> _Stored items from a collection_
+===+

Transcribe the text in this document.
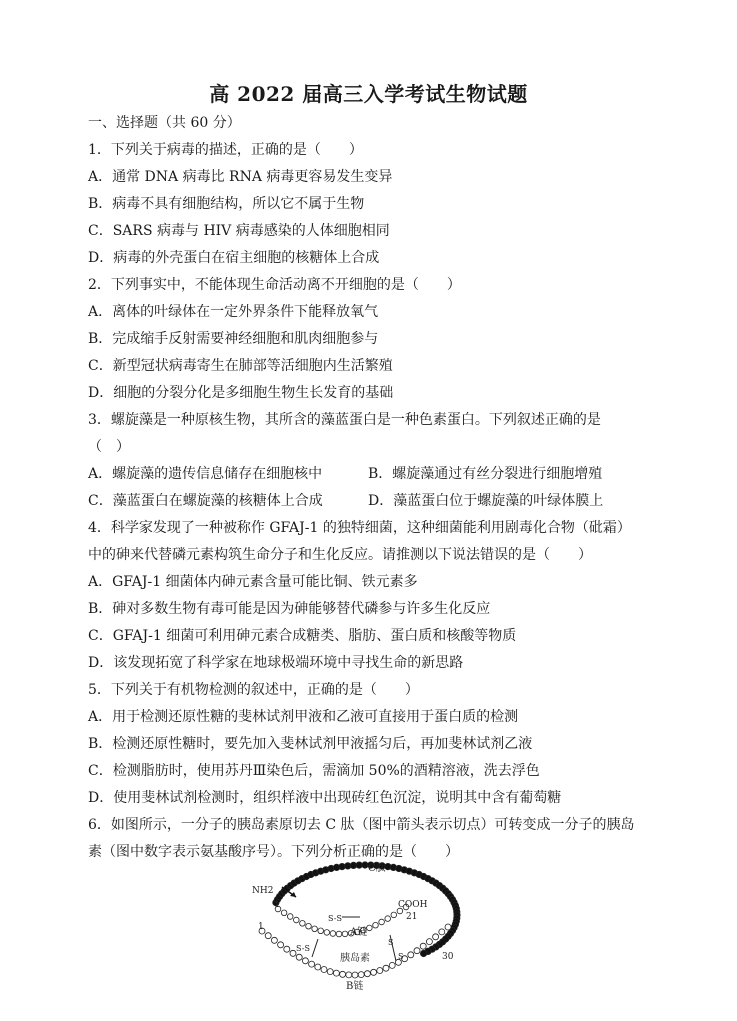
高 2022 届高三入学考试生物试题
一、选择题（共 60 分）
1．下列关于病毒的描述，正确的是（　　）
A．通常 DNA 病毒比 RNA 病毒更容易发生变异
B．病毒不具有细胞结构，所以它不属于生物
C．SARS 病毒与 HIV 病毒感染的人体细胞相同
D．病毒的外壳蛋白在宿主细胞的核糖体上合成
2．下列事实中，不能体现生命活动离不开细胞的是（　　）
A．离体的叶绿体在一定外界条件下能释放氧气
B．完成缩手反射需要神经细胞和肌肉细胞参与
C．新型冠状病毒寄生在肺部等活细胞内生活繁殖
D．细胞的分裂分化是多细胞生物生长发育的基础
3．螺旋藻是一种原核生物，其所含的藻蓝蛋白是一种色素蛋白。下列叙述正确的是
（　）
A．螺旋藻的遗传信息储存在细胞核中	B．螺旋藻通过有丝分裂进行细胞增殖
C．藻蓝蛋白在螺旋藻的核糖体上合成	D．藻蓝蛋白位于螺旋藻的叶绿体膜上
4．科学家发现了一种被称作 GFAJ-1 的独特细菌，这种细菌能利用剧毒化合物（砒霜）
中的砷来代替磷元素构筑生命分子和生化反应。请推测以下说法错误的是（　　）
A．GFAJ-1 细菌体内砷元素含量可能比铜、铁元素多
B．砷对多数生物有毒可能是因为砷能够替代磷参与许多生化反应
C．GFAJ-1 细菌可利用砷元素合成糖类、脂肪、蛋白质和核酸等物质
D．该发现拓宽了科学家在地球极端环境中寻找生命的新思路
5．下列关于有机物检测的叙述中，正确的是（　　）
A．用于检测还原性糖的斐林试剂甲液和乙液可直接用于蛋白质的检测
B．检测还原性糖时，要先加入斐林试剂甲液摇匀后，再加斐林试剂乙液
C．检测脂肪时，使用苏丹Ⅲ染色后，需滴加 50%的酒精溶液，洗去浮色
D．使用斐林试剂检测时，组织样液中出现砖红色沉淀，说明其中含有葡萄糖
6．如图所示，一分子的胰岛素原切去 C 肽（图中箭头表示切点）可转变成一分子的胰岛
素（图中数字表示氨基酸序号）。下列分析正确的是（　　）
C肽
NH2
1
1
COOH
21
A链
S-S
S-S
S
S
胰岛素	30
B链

+===+

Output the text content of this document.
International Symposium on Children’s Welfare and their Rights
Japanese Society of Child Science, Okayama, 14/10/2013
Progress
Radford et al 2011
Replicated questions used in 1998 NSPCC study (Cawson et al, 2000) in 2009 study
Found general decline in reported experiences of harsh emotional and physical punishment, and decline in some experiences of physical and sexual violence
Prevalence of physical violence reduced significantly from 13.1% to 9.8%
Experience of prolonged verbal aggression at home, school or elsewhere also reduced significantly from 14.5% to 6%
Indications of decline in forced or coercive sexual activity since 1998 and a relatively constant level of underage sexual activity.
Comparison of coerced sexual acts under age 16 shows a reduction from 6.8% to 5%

+===+

> _Exercise_
Count every line bearing the word "document"; report the total only.

> _Result of the task_
2